Copy all lines in which the word "ylabel" can be found.

■ Extracted data entries ■
** begin **

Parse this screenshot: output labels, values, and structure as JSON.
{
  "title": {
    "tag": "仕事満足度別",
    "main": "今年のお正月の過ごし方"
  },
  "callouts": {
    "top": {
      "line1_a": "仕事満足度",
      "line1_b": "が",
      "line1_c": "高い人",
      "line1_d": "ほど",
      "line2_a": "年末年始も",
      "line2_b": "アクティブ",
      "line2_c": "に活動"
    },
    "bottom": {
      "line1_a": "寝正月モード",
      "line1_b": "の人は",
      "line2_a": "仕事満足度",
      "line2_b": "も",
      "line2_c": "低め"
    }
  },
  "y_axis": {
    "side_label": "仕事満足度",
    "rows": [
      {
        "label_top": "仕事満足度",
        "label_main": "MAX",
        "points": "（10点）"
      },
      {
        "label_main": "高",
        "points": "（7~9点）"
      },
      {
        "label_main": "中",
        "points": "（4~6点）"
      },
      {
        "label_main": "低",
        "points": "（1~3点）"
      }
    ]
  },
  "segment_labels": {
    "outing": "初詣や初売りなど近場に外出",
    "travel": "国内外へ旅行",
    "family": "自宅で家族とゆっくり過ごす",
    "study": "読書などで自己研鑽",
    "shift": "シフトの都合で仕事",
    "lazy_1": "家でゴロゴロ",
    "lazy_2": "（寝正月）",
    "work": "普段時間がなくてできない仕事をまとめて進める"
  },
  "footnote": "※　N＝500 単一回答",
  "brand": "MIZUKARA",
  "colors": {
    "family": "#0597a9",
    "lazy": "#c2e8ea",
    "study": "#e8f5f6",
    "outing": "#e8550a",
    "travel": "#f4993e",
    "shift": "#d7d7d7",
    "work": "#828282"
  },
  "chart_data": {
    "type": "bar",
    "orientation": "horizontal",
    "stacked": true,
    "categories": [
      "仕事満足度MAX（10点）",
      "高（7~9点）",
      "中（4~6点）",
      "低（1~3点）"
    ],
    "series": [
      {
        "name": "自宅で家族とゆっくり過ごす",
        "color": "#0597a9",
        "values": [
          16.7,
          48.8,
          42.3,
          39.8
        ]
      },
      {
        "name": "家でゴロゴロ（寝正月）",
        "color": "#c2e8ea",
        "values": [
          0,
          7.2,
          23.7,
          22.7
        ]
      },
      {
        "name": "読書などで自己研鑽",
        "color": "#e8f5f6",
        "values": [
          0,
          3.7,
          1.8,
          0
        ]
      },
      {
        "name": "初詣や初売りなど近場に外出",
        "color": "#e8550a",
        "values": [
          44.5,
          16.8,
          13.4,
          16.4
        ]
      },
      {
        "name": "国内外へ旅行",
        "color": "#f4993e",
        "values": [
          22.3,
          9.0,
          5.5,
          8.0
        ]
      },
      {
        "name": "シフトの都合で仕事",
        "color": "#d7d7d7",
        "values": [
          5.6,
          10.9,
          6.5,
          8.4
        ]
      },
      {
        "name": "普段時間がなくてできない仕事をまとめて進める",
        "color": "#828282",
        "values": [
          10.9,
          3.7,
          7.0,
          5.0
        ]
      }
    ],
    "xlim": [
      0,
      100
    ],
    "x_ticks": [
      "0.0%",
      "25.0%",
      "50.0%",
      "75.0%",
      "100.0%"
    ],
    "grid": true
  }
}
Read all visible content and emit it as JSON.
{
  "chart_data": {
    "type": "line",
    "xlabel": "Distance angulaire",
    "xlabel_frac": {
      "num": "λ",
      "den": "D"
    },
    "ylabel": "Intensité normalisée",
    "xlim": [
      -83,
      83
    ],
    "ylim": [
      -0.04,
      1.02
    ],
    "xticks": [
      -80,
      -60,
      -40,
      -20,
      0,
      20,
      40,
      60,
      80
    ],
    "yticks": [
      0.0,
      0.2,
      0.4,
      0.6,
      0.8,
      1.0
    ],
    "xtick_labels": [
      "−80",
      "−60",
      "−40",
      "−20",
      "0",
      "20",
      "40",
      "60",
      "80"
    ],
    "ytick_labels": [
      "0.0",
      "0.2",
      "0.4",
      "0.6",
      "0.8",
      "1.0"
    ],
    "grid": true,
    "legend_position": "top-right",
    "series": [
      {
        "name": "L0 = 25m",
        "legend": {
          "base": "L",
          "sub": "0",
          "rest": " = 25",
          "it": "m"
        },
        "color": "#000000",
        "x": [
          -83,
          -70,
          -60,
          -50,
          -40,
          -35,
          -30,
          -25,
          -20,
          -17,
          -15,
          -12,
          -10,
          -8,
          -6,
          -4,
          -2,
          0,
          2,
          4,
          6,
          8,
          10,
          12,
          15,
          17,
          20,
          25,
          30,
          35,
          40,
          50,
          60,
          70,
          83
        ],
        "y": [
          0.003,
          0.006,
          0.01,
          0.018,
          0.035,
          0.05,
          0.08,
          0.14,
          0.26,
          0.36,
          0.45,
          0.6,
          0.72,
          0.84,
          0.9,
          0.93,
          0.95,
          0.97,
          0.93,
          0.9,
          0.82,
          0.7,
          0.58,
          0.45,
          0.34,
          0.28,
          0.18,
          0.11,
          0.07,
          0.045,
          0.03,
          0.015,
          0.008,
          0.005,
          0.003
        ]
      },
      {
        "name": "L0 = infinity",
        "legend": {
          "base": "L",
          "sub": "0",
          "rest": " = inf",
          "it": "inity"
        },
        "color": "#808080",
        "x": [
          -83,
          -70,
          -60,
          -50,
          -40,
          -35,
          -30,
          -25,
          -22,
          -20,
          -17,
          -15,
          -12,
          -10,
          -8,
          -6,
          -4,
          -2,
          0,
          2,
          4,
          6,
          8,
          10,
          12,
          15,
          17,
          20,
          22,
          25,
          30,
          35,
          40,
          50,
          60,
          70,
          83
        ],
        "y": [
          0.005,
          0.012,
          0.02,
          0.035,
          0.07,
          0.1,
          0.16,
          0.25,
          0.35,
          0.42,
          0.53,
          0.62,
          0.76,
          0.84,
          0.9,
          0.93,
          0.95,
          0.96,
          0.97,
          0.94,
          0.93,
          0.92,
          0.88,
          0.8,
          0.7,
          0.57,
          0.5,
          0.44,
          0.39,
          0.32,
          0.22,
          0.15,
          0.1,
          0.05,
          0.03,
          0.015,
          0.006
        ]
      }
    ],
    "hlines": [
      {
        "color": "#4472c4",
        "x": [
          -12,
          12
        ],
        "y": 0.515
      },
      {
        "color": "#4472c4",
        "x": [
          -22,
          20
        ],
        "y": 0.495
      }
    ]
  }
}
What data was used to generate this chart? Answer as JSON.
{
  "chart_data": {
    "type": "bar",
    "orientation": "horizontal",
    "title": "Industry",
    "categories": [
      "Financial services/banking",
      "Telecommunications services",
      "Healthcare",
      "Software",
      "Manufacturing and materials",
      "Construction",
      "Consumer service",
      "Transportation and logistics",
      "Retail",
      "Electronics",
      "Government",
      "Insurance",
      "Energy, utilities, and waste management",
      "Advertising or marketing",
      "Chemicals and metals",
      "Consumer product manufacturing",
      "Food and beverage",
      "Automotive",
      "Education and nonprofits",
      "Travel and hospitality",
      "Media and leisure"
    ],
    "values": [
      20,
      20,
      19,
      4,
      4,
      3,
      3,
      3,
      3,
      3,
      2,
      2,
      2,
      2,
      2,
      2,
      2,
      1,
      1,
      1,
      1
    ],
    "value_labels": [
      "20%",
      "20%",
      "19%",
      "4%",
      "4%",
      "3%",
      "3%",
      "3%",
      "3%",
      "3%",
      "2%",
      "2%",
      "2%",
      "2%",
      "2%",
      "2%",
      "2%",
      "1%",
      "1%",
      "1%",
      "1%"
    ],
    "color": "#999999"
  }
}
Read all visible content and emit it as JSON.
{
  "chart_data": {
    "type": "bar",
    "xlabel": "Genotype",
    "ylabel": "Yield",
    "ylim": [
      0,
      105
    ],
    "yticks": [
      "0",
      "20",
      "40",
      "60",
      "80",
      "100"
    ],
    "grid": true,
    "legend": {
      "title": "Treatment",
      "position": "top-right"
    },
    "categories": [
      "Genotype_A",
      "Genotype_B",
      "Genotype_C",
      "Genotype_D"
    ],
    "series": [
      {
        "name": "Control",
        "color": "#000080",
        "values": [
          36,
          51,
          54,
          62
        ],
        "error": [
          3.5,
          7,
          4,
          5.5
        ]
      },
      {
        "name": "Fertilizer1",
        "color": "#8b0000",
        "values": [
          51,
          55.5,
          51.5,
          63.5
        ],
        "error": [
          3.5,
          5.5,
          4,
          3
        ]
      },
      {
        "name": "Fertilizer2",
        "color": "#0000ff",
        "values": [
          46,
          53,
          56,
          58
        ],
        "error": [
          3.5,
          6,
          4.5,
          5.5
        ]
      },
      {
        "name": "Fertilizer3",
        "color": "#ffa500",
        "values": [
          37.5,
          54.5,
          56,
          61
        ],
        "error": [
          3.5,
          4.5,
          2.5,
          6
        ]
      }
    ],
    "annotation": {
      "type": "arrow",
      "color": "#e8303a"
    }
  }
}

** end **

■ Solution below ■
    "ylabel": "Intensité normalisée",
    "ylabel": "Yield",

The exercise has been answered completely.